→ **WHAT THE TASK REQUIRES**
Output all of the records exactly as written.

Figure record extracts:
** BEGIN **
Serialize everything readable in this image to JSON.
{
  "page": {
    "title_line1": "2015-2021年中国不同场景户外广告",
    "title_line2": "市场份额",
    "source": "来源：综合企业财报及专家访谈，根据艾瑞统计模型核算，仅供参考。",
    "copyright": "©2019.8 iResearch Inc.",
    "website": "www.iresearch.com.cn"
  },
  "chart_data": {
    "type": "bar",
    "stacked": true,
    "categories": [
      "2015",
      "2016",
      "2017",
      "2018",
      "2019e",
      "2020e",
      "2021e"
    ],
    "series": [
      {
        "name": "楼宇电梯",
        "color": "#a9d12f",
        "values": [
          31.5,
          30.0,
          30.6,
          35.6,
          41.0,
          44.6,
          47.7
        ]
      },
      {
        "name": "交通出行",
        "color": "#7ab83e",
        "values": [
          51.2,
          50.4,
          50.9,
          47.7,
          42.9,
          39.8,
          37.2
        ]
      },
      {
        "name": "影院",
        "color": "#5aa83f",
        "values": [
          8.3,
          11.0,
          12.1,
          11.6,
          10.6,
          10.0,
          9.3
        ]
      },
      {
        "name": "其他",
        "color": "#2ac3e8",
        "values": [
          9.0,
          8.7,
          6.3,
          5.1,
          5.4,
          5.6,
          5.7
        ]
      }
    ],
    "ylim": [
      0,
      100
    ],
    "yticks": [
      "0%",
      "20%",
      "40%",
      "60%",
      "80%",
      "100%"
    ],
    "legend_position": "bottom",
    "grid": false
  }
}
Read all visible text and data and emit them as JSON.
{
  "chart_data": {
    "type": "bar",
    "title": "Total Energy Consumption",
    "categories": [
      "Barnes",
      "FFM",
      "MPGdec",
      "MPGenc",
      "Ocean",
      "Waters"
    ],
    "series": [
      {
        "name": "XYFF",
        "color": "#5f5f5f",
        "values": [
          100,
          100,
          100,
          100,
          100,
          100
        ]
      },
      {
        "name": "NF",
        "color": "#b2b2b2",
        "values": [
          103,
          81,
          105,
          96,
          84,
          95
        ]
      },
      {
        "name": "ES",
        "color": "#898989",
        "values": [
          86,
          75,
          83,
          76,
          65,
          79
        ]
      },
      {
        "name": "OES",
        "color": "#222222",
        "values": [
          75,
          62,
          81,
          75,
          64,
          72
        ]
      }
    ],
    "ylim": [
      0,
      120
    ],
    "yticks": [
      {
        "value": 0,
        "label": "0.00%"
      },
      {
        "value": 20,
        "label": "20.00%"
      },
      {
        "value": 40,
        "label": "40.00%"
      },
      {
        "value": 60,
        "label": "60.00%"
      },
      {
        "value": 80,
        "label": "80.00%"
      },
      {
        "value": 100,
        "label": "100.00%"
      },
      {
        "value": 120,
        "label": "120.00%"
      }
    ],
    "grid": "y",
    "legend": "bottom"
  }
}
** END **
→ **RESULT**
Serialize everything readable in this image to JSON.
{
  "page": {
    "title_line1": "2015-2021年中国不同场景户外广告",
    "title_line2": "市场份额",
    "source": "来源：综合企业财报及专家访谈，根据艾瑞统计模型核算，仅供参考。",
    "copyright": "©2019.8 iResearch Inc.",
    "website": "www.iresearch.com.cn"
  },
  "chart_data": {
    "type": "bar",
    "stacked": true,
    "categories": [
      "2015",
      "2016",
      "2017",
      "2018",
      "2019e",
      "2020e",
      "2021e"
    ],
    "series": [
      {
        "name": "楼宇电梯",
        "color": "#a9d12f",
        "values": [
          31.5,
          30.0,
          30.6,
          35.6,
          41.0,
          44.6,
          47.7
        ]
      },
      {
        "name": "交通出行",
        "color": "#7ab83e",
        "values": [
          51.2,
          50.4,
          50.9,
          47.7,
          42.9,
          39.8,
          37.2
        ]
      },
      {
        "name": "影院",
        "color": "#5aa83f",
        "values": [
          8.3,
          11.0,
          12.1,
          11.6,
          10.6,
          10.0,
          9.3
        ]
      },
      {
        "name": "其他",
        "color": "#2ac3e8",
        "values": [
          9.0,
          8.7,
          6.3,
          5.1,
          5.4,
          5.6,
          5.7
        ]
      }
    ],
    "ylim": [
      0,
      100
    ],
    "yticks": [
      "0%",
      "20%",
      "40%",
      "60%",
      "80%",
      "100%"
    ],
    "legend_position": "bottom",
    "grid": false
  }
}
Read all visible text and data and emit them as JSON.
{
  "chart_data": {
    "type": "bar",
    "title": "Total Energy Consumption",
    "categories": [
      "Barnes",
      "FFM",
      "MPGdec",
      "MPGenc",
      "Ocean",
      "Waters"
    ],
    "series": [
      {
        "name": "XYFF",
        "color": "#5f5f5f",
        "values": [
          100,
          100,
          100,
          100,
          100,
          100
        ]
      },
      {
        "name": "NF",
        "color": "#b2b2b2",
        "values": [
          103,
          81,
          105,
          96,
          84,
          95
        ]
      },
      {
        "name": "ES",
        "color": "#898989",
        "values": [
          86,
          75,
          83,
          76,
          65,
          79
        ]
      },
      {
        "name": "OES",
        "color": "#222222",
        "values": [
          75,
          62,
          81,
          75,
          64,
          72
        ]
      }
    ],
    "ylim": [
      0,
      120
    ],
    "yticks": [
      {
        "value": 0,
        "label": "0.00%"
      },
      {
        "value": 20,
        "label": "20.00%"
      },
      {
        "value": 40,
        "label": "40.00%"
      },
      {
        "value": 60,
        "label": "60.00%"
      },
      {
        "value": 80,
        "label": "80.00%"
      },
      {
        "value": 100,
        "label": "100.00%"
      },
      {
        "value": 120,
        "label": "120.00%"
      }
    ],
    "grid": "y",
    "legend": "bottom"
  }
}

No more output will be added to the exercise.